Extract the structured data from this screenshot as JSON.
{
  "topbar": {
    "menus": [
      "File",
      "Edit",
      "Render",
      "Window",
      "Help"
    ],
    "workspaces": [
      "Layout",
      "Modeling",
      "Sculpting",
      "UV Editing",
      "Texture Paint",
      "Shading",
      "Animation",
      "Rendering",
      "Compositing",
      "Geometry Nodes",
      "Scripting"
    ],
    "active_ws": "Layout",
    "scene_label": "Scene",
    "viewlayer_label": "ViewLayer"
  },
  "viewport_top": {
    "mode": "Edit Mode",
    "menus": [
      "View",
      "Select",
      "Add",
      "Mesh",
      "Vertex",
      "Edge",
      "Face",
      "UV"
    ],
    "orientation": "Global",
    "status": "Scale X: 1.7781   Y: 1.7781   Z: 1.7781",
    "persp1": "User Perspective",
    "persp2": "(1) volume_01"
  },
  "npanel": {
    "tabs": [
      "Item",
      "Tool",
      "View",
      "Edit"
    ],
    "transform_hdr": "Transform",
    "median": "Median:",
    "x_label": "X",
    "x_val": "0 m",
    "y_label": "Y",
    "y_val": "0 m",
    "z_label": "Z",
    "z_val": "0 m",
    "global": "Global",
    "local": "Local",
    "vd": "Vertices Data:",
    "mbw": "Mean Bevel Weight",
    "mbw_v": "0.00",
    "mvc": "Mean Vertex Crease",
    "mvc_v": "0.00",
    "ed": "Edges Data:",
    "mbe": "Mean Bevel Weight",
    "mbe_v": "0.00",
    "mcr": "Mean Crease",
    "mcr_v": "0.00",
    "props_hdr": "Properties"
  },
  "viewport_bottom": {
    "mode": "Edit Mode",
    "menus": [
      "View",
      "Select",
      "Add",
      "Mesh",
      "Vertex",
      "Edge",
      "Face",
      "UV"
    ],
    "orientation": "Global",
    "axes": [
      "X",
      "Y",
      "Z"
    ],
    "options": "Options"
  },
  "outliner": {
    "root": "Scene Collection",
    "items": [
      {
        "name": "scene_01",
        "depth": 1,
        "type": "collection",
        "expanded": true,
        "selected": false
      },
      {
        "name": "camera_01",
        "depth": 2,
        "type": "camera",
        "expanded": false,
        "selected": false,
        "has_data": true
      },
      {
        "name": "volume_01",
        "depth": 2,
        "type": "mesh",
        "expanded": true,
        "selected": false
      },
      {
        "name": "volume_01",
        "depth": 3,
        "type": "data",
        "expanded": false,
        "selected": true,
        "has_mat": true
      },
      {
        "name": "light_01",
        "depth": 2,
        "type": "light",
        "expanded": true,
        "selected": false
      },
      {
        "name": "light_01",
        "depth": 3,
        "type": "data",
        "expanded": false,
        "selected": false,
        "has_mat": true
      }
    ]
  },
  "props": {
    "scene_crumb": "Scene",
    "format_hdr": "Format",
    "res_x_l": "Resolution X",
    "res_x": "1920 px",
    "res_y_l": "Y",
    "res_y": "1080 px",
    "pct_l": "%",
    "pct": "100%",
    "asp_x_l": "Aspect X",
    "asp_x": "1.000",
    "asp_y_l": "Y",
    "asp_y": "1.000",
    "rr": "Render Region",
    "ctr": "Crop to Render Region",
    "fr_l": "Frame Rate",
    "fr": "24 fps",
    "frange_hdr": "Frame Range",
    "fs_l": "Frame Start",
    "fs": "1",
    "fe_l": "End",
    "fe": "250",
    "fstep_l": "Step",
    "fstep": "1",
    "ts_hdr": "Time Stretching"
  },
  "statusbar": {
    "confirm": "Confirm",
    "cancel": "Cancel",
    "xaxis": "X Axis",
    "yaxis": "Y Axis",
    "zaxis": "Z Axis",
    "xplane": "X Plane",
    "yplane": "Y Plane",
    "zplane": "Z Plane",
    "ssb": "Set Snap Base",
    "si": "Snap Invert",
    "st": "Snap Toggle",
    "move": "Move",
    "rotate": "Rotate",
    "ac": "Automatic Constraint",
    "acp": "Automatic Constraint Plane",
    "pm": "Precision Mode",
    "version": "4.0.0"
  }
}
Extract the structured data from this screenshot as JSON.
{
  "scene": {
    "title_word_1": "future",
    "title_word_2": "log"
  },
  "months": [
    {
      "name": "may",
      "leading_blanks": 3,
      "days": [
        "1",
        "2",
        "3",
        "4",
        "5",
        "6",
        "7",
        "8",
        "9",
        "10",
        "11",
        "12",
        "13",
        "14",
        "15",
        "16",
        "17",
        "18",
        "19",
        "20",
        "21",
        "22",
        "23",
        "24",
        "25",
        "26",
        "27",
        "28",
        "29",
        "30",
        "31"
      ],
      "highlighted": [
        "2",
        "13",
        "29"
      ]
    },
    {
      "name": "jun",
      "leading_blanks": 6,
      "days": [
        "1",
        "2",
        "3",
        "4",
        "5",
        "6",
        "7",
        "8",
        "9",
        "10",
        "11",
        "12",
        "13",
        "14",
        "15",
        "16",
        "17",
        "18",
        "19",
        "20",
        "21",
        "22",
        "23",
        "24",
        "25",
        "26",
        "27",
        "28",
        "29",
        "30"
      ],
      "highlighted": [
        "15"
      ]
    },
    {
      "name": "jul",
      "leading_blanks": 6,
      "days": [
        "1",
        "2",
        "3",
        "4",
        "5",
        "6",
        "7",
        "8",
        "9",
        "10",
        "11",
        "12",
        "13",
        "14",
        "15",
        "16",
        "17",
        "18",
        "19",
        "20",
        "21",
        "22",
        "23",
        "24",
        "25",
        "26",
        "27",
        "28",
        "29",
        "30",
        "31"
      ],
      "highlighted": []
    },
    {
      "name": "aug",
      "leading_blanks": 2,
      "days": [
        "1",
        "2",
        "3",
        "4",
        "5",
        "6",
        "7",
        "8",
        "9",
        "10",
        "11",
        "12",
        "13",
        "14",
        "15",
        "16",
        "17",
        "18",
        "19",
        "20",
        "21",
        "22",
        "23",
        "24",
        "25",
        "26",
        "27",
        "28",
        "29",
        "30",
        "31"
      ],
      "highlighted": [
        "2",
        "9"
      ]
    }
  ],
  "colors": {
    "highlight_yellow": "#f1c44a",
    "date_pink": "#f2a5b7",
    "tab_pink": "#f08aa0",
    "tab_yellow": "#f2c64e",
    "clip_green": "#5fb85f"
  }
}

******

▶ Stated exercise
Filter the entries and copy out every line with the word "Snap".

▶ Full solution
    "ssb": "Set Snap Base",
    "si": "Snap Invert",
    "st": "Snap Toggle",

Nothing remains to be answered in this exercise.